[Prompt]:
Transcribe the records below exactly as they appear, omitting any pictures.

Stored items
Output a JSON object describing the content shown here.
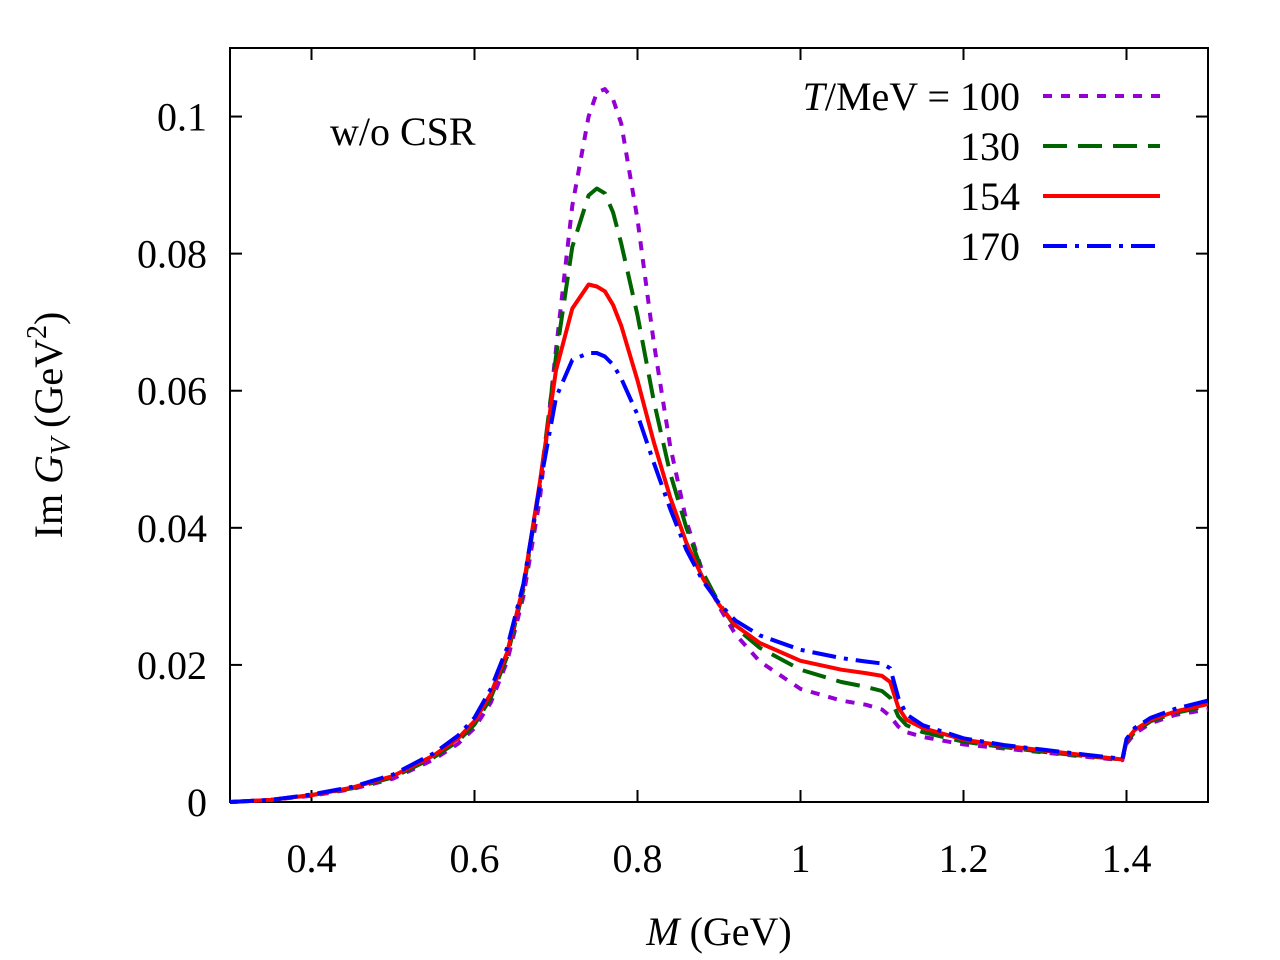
{
  "chart_data": {
    "type": "line",
    "title": "",
    "annotation": "w/o CSR",
    "xlabel": {
      "symbol": "M",
      "rest": " (GeV)"
    },
    "ylabel": {
      "prefix": "Im ",
      "symbol": "G",
      "subscript": "V",
      "unit_open": " (GeV",
      "unit_sup": "2",
      "unit_close": ")"
    },
    "xlim": [
      0.3,
      1.5
    ],
    "ylim": [
      0,
      0.11
    ],
    "x_ticks": [
      0.4,
      0.6,
      0.8,
      1.0,
      1.2,
      1.4
    ],
    "x_tick_labels": [
      "0.4",
      "0.6",
      "0.8",
      "1",
      "1.2",
      "1.4"
    ],
    "y_ticks": [
      0,
      0.02,
      0.04,
      0.06,
      0.08,
      0.1
    ],
    "y_tick_labels": [
      "0",
      "0.02",
      "0.04",
      "0.06",
      "0.08",
      "0.1"
    ],
    "legend": {
      "placement": "top-right",
      "header_symbol": "T",
      "header_rest": "/MeV = "
    },
    "series": [
      {
        "name": "T = 100 MeV",
        "label": "100",
        "color": "#9400d3",
        "dash": "short-dash",
        "x": [
          0.3,
          0.35,
          0.4,
          0.45,
          0.5,
          0.55,
          0.58,
          0.6,
          0.62,
          0.64,
          0.66,
          0.68,
          0.7,
          0.72,
          0.74,
          0.75,
          0.76,
          0.77,
          0.78,
          0.8,
          0.82,
          0.84,
          0.86,
          0.88,
          0.9,
          0.92,
          0.95,
          1.0,
          1.05,
          1.08,
          1.1,
          1.11,
          1.12,
          1.13,
          1.15,
          1.2,
          1.25,
          1.3,
          1.35,
          1.395,
          1.4,
          1.41,
          1.43,
          1.46,
          1.5
        ],
        "y": [
          0.0,
          0.0003,
          0.0009,
          0.0019,
          0.0034,
          0.0062,
          0.0085,
          0.0108,
          0.0145,
          0.0205,
          0.03,
          0.044,
          0.066,
          0.087,
          0.1,
          0.1035,
          0.104,
          0.1025,
          0.099,
          0.085,
          0.067,
          0.052,
          0.041,
          0.0335,
          0.0285,
          0.0245,
          0.0205,
          0.0165,
          0.0148,
          0.0142,
          0.0135,
          0.0125,
          0.011,
          0.0102,
          0.0095,
          0.0084,
          0.0078,
          0.0072,
          0.0066,
          0.0061,
          0.0085,
          0.01,
          0.0115,
          0.0127,
          0.0135
        ]
      },
      {
        "name": "T = 130 MeV",
        "label": "130",
        "color": "#006400",
        "dash": "long-dash",
        "x": [
          0.3,
          0.35,
          0.4,
          0.45,
          0.5,
          0.55,
          0.58,
          0.6,
          0.62,
          0.64,
          0.66,
          0.68,
          0.7,
          0.72,
          0.74,
          0.75,
          0.76,
          0.77,
          0.78,
          0.8,
          0.82,
          0.84,
          0.86,
          0.88,
          0.9,
          0.92,
          0.95,
          1.0,
          1.05,
          1.08,
          1.1,
          1.11,
          1.12,
          1.13,
          1.15,
          1.2,
          1.25,
          1.3,
          1.35,
          1.395,
          1.4,
          1.41,
          1.43,
          1.46,
          1.5
        ],
        "y": [
          0.0,
          0.0003,
          0.001,
          0.002,
          0.0036,
          0.0065,
          0.0089,
          0.0113,
          0.0152,
          0.0212,
          0.031,
          0.046,
          0.065,
          0.081,
          0.0885,
          0.0895,
          0.0888,
          0.086,
          0.0815,
          0.071,
          0.0585,
          0.048,
          0.04,
          0.0335,
          0.029,
          0.0255,
          0.0225,
          0.0193,
          0.0175,
          0.0168,
          0.0162,
          0.0152,
          0.0125,
          0.0112,
          0.0102,
          0.0088,
          0.008,
          0.0073,
          0.0067,
          0.0062,
          0.0088,
          0.0102,
          0.0118,
          0.013,
          0.014
        ]
      },
      {
        "name": "T = 154 MeV",
        "label": "154",
        "color": "#ff0000",
        "dash": "solid",
        "x": [
          0.3,
          0.35,
          0.4,
          0.45,
          0.5,
          0.55,
          0.58,
          0.6,
          0.62,
          0.64,
          0.66,
          0.68,
          0.7,
          0.72,
          0.74,
          0.75,
          0.76,
          0.77,
          0.78,
          0.8,
          0.82,
          0.84,
          0.86,
          0.88,
          0.9,
          0.92,
          0.95,
          1.0,
          1.05,
          1.08,
          1.1,
          1.11,
          1.12,
          1.13,
          1.15,
          1.2,
          1.25,
          1.3,
          1.35,
          1.395,
          1.4,
          1.41,
          1.43,
          1.46,
          1.5
        ],
        "y": [
          0.0,
          0.0003,
          0.001,
          0.0021,
          0.0038,
          0.0068,
          0.0093,
          0.0118,
          0.0158,
          0.0218,
          0.0315,
          0.0465,
          0.063,
          0.072,
          0.0755,
          0.0752,
          0.0745,
          0.0725,
          0.0695,
          0.0615,
          0.0525,
          0.0445,
          0.0378,
          0.0327,
          0.0288,
          0.0258,
          0.0232,
          0.0206,
          0.0193,
          0.0188,
          0.0184,
          0.0175,
          0.0138,
          0.012,
          0.0108,
          0.0091,
          0.0082,
          0.0075,
          0.0068,
          0.0062,
          0.009,
          0.0105,
          0.012,
          0.0132,
          0.0143
        ]
      },
      {
        "name": "T = 170 MeV",
        "label": "170",
        "color": "#0000ff",
        "dash": "dash-dot",
        "x": [
          0.3,
          0.35,
          0.4,
          0.45,
          0.5,
          0.55,
          0.58,
          0.6,
          0.62,
          0.64,
          0.66,
          0.68,
          0.7,
          0.72,
          0.74,
          0.75,
          0.76,
          0.77,
          0.78,
          0.8,
          0.82,
          0.84,
          0.86,
          0.88,
          0.9,
          0.92,
          0.95,
          1.0,
          1.05,
          1.08,
          1.1,
          1.11,
          1.12,
          1.13,
          1.15,
          1.2,
          1.25,
          1.3,
          1.35,
          1.395,
          1.4,
          1.41,
          1.43,
          1.46,
          1.5
        ],
        "y": [
          0.0,
          0.0003,
          0.0011,
          0.0022,
          0.004,
          0.0071,
          0.0097,
          0.0123,
          0.0165,
          0.0225,
          0.0318,
          0.046,
          0.059,
          0.0645,
          0.0655,
          0.0655,
          0.065,
          0.0638,
          0.0618,
          0.0565,
          0.0495,
          0.0428,
          0.0368,
          0.0323,
          0.029,
          0.0265,
          0.0243,
          0.0222,
          0.021,
          0.0205,
          0.0202,
          0.0195,
          0.0152,
          0.0128,
          0.0112,
          0.0093,
          0.0083,
          0.0076,
          0.0069,
          0.0063,
          0.0092,
          0.0108,
          0.0123,
          0.0136,
          0.0148
        ]
      }
    ]
  }
}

[Full solution]:
Output a JSON object describing the content shown here.
{
  "chart_data": {
    "type": "line",
    "title": "",
    "annotation": "w/o CSR",
    "xlabel": {
      "symbol": "M",
      "rest": " (GeV)"
    },
    "ylabel": {
      "prefix": "Im ",
      "symbol": "G",
      "subscript": "V",
      "unit_open": " (GeV",
      "unit_sup": "2",
      "unit_close": ")"
    },
    "xlim": [
      0.3,
      1.5
    ],
    "ylim": [
      0,
      0.11
    ],
    "x_ticks": [
      0.4,
      0.6,
      0.8,
      1.0,
      1.2,
      1.4
    ],
    "x_tick_labels": [
      "0.4",
      "0.6",
      "0.8",
      "1",
      "1.2",
      "1.4"
    ],
    "y_ticks": [
      0,
      0.02,
      0.04,
      0.06,
      0.08,
      0.1
    ],
    "y_tick_labels": [
      "0",
      "0.02",
      "0.04",
      "0.06",
      "0.08",
      "0.1"
    ],
    "legend": {
      "placement": "top-right",
      "header_symbol": "T",
      "header_rest": "/MeV = "
    },
    "series": [
      {
        "name": "T = 100 MeV",
        "label": "100",
        "color": "#9400d3",
        "dash": "short-dash",
        "x": [
          0.3,
          0.35,
          0.4,
          0.45,
          0.5,
          0.55,
          0.58,
          0.6,
          0.62,
          0.64,
          0.66,
          0.68,
          0.7,
          0.72,
          0.74,
          0.75,
          0.76,
          0.77,
          0.78,
          0.8,
          0.82,
          0.84,
          0.86,
          0.88,
          0.9,
          0.92,
          0.95,
          1.0,
          1.05,
          1.08,
          1.1,
          1.11,
          1.12,
          1.13,
          1.15,
          1.2,
          1.25,
          1.3,
          1.35,
          1.395,
          1.4,
          1.41,
          1.43,
          1.46,
          1.5
        ],
        "y": [
          0.0,
          0.0003,
          0.0009,
          0.0019,
          0.0034,
          0.0062,
          0.0085,
          0.0108,
          0.0145,
          0.0205,
          0.03,
          0.044,
          0.066,
          0.087,
          0.1,
          0.1035,
          0.104,
          0.1025,
          0.099,
          0.085,
          0.067,
          0.052,
          0.041,
          0.0335,
          0.0285,
          0.0245,
          0.0205,
          0.0165,
          0.0148,
          0.0142,
          0.0135,
          0.0125,
          0.011,
          0.0102,
          0.0095,
          0.0084,
          0.0078,
          0.0072,
          0.0066,
          0.0061,
          0.0085,
          0.01,
          0.0115,
          0.0127,
          0.0135
        ]
      },
      {
        "name": "T = 130 MeV",
        "label": "130",
        "color": "#006400",
        "dash": "long-dash",
        "x": [
          0.3,
          0.35,
          0.4,
          0.45,
          0.5,
          0.55,
          0.58,
          0.6,
          0.62,
          0.64,
          0.66,
          0.68,
          0.7,
          0.72,
          0.74,
          0.75,
          0.76,
          0.77,
          0.78,
          0.8,
          0.82,
          0.84,
          0.86,
          0.88,
          0.9,
          0.92,
          0.95,
          1.0,
          1.05,
          1.08,
          1.1,
          1.11,
          1.12,
          1.13,
          1.15,
          1.2,
          1.25,
          1.3,
          1.35,
          1.395,
          1.4,
          1.41,
          1.43,
          1.46,
          1.5
        ],
        "y": [
          0.0,
          0.0003,
          0.001,
          0.002,
          0.0036,
          0.0065,
          0.0089,
          0.0113,
          0.0152,
          0.0212,
          0.031,
          0.046,
          0.065,
          0.081,
          0.0885,
          0.0895,
          0.0888,
          0.086,
          0.0815,
          0.071,
          0.0585,
          0.048,
          0.04,
          0.0335,
          0.029,
          0.0255,
          0.0225,
          0.0193,
          0.0175,
          0.0168,
          0.0162,
          0.0152,
          0.0125,
          0.0112,
          0.0102,
          0.0088,
          0.008,
          0.0073,
          0.0067,
          0.0062,
          0.0088,
          0.0102,
          0.0118,
          0.013,
          0.014
        ]
      },
      {
        "name": "T = 154 MeV",
        "label": "154",
        "color": "#ff0000",
        "dash": "solid",
        "x": [
          0.3,
          0.35,
          0.4,
          0.45,
          0.5,
          0.55,
          0.58,
          0.6,
          0.62,
          0.64,
          0.66,
          0.68,
          0.7,
          0.72,
          0.74,
          0.75,
          0.76,
          0.77,
          0.78,
          0.8,
          0.82,
          0.84,
          0.86,
          0.88,
          0.9,
          0.92,
          0.95,
          1.0,
          1.05,
          1.08,
          1.1,
          1.11,
          1.12,
          1.13,
          1.15,
          1.2,
          1.25,
          1.3,
          1.35,
          1.395,
          1.4,
          1.41,
          1.43,
          1.46,
          1.5
        ],
        "y": [
          0.0,
          0.0003,
          0.001,
          0.0021,
          0.0038,
          0.0068,
          0.0093,
          0.0118,
          0.0158,
          0.0218,
          0.0315,
          0.0465,
          0.063,
          0.072,
          0.0755,
          0.0752,
          0.0745,
          0.0725,
          0.0695,
          0.0615,
          0.0525,
          0.0445,
          0.0378,
          0.0327,
          0.0288,
          0.0258,
          0.0232,
          0.0206,
          0.0193,
          0.0188,
          0.0184,
          0.0175,
          0.0138,
          0.012,
          0.0108,
          0.0091,
          0.0082,
          0.0075,
          0.0068,
          0.0062,
          0.009,
          0.0105,
          0.012,
          0.0132,
          0.0143
        ]
      },
      {
        "name": "T = 170 MeV",
        "label": "170",
        "color": "#0000ff",
        "dash": "dash-dot",
        "x": [
          0.3,
          0.35,
          0.4,
          0.45,
          0.5,
          0.55,
          0.58,
          0.6,
          0.62,
          0.64,
          0.66,
          0.68,
          0.7,
          0.72,
          0.74,
          0.75,
          0.76,
          0.77,
          0.78,
          0.8,
          0.82,
          0.84,
          0.86,
          0.88,
          0.9,
          0.92,
          0.95,
          1.0,
          1.05,
          1.08,
          1.1,
          1.11,
          1.12,
          1.13,
          1.15,
          1.2,
          1.25,
          1.3,
          1.35,
          1.395,
          1.4,
          1.41,
          1.43,
          1.46,
          1.5
        ],
        "y": [
          0.0,
          0.0003,
          0.0011,
          0.0022,
          0.004,
          0.0071,
          0.0097,
          0.0123,
          0.0165,
          0.0225,
          0.0318,
          0.046,
          0.059,
          0.0645,
          0.0655,
          0.0655,
          0.065,
          0.0638,
          0.0618,
          0.0565,
          0.0495,
          0.0428,
          0.0368,
          0.0323,
          0.029,
          0.0265,
          0.0243,
          0.0222,
          0.021,
          0.0205,
          0.0202,
          0.0195,
          0.0152,
          0.0128,
          0.0112,
          0.0093,
          0.0083,
          0.0076,
          0.0069,
          0.0063,
          0.0092,
          0.0108,
          0.0123,
          0.0136,
          0.0148
        ]
      }
    ]
  }
}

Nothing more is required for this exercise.